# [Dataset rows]
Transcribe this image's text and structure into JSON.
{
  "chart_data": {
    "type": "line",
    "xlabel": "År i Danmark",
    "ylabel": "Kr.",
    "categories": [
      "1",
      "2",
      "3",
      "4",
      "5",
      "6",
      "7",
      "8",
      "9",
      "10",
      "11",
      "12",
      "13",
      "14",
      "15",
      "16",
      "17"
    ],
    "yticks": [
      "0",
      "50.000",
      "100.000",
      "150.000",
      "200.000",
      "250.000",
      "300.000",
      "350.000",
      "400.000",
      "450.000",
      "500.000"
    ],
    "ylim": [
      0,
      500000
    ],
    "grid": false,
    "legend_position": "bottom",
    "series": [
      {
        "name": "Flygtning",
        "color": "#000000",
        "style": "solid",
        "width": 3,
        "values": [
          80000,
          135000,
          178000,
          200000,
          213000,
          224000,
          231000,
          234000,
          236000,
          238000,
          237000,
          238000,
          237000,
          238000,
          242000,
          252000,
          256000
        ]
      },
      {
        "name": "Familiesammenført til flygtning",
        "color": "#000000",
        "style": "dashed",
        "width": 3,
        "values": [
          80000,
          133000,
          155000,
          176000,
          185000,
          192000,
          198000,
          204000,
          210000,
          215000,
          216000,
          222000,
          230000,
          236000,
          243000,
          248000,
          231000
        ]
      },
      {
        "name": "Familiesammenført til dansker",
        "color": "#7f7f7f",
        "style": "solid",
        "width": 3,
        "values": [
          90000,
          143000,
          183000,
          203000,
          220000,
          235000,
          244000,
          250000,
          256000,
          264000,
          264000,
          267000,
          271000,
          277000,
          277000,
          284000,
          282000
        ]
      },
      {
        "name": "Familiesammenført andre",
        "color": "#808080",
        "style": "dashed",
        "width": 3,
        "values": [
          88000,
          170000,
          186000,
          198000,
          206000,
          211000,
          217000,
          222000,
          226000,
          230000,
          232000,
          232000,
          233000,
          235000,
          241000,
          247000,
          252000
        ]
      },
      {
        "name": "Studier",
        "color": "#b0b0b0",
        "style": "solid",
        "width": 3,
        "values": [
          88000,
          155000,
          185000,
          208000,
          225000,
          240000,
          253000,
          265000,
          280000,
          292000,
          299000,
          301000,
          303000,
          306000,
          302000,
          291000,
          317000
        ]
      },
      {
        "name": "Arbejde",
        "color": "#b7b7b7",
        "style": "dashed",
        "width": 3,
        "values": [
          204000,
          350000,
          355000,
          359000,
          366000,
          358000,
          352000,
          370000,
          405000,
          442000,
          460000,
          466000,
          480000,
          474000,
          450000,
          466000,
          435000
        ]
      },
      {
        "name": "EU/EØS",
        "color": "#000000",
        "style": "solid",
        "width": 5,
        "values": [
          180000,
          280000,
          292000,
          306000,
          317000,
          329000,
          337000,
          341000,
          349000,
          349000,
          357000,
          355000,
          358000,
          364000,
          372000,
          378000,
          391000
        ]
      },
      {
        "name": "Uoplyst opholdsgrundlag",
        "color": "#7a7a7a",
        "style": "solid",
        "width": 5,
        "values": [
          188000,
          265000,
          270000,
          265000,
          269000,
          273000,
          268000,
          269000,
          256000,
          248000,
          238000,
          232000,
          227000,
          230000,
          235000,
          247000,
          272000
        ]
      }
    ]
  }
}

# [TASK OBJECTIVE]
Copy every line verbatim.

# [RESULT OF THE TASK]
Transcribe this image's text and structure into JSON.
{
  "chart_data": {
    "type": "line",
    "xlabel": "År i Danmark",
    "ylabel": "Kr.",
    "categories": [
      "1",
      "2",
      "3",
      "4",
      "5",
      "6",
      "7",
      "8",
      "9",
      "10",
      "11",
      "12",
      "13",
      "14",
      "15",
      "16",
      "17"
    ],
    "yticks": [
      "0",
      "50.000",
      "100.000",
      "150.000",
      "200.000",
      "250.000",
      "300.000",
      "350.000",
      "400.000",
      "450.000",
      "500.000"
    ],
    "ylim": [
      0,
      500000
    ],
    "grid": false,
    "legend_position": "bottom",
    "series": [
      {
        "name": "Flygtning",
        "color": "#000000",
        "style": "solid",
        "width": 3,
        "values": [
          80000,
          135000,
          178000,
          200000,
          213000,
          224000,
          231000,
          234000,
          236000,
          238000,
          237000,
          238000,
          237000,
          238000,
          242000,
          252000,
          256000
        ]
      },
      {
        "name": "Familiesammenført til flygtning",
        "color": "#000000",
        "style": "dashed",
        "width": 3,
        "values": [
          80000,
          133000,
          155000,
          176000,
          185000,
          192000,
          198000,
          204000,
          210000,
          215000,
          216000,
          222000,
          230000,
          236000,
          243000,
          248000,
          231000
        ]
      },
      {
        "name": "Familiesammenført til dansker",
        "color": "#7f7f7f",
        "style": "solid",
        "width": 3,
        "values": [
          90000,
          143000,
          183000,
          203000,
          220000,
          235000,
          244000,
          250000,
          256000,
          264000,
          264000,
          267000,
          271000,
          277000,
          277000,
          284000,
          282000
        ]
      },
      {
        "name": "Familiesammenført andre",
        "color": "#808080",
        "style": "dashed",
        "width": 3,
        "values": [
          88000,
          170000,
          186000,
          198000,
          206000,
          211000,
          217000,
          222000,
          226000,
          230000,
          232000,
          232000,
          233000,
          235000,
          241000,
          247000,
          252000
        ]
      },
      {
        "name": "Studier",
        "color": "#b0b0b0",
        "style": "solid",
        "width": 3,
        "values": [
          88000,
          155000,
          185000,
          208000,
          225000,
          240000,
          253000,
          265000,
          280000,
          292000,
          299000,
          301000,
          303000,
          306000,
          302000,
          291000,
          317000
        ]
      },
      {
        "name": "Arbejde",
        "color": "#b7b7b7",
        "style": "dashed",
        "width": 3,
        "values": [
          204000,
          350000,
          355000,
          359000,
          366000,
          358000,
          352000,
          370000,
          405000,
          442000,
          460000,
          466000,
          480000,
          474000,
          450000,
          466000,
          435000
        ]
      },
      {
        "name": "EU/EØS",
        "color": "#000000",
        "style": "solid",
        "width": 5,
        "values": [
          180000,
          280000,
          292000,
          306000,
          317000,
          329000,
          337000,
          341000,
          349000,
          349000,
          357000,
          355000,
          358000,
          364000,
          372000,
          378000,
          391000
        ]
      },
      {
        "name": "Uoplyst opholdsgrundlag",
        "color": "#7a7a7a",
        "style": "solid",
        "width": 5,
        "values": [
          188000,
          265000,
          270000,
          265000,
          269000,
          273000,
          268000,
          269000,
          256000,
          248000,
          238000,
          232000,
          227000,
          230000,
          235000,
          247000,
          272000
        ]
      }
    ]
  }
}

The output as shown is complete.